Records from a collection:
________________
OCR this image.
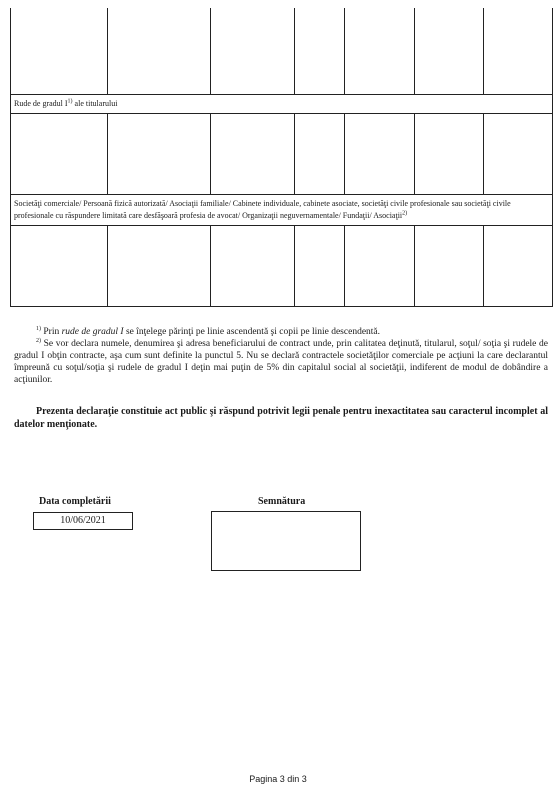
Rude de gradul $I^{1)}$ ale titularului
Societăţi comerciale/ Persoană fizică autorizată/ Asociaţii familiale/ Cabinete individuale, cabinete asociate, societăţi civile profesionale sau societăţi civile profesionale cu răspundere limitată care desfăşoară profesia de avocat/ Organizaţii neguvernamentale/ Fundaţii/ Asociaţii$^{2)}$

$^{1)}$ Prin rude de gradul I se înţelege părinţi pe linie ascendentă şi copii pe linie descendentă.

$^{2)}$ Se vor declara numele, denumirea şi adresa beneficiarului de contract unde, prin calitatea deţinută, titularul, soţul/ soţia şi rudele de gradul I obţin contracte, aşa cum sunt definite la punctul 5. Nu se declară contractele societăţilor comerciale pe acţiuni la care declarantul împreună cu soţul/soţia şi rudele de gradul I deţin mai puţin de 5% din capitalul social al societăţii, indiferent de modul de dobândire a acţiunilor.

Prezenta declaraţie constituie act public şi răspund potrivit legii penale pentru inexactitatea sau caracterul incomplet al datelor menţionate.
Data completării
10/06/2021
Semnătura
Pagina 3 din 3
________________
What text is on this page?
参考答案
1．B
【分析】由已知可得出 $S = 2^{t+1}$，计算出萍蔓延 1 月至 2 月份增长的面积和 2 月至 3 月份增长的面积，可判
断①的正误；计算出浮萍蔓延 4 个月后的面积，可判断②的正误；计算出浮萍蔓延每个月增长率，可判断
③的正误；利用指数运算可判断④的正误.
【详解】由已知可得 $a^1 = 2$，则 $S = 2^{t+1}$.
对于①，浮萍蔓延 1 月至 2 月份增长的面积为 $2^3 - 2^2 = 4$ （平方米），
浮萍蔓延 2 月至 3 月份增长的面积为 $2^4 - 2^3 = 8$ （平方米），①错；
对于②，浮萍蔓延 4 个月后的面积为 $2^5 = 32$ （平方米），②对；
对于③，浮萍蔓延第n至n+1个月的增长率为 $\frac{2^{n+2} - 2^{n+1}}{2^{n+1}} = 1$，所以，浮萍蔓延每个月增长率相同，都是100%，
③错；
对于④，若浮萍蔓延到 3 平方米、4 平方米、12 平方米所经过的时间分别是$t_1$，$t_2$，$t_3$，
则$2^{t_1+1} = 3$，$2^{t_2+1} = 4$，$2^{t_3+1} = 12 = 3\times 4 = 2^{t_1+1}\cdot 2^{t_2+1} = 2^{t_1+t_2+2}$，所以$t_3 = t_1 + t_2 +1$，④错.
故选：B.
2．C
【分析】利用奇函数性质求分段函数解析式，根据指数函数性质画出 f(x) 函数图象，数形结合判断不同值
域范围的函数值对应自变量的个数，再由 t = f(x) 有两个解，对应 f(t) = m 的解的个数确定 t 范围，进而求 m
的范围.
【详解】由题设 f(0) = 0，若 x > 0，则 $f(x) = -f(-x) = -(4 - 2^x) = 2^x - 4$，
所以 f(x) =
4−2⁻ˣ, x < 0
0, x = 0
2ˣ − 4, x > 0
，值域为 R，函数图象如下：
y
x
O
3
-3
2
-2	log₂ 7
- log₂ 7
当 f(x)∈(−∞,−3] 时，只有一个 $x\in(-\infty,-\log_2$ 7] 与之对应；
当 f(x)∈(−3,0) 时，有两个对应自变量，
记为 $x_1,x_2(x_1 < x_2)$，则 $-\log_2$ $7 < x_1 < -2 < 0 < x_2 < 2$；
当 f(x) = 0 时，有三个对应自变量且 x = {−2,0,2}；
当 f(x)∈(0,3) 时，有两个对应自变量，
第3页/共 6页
________________
_SET PROBLEM_
Lines from the records above that hold "this" are the ones to list.

_ANSWER TO THE PROBLEM_
OCR this image.
What text is on this page?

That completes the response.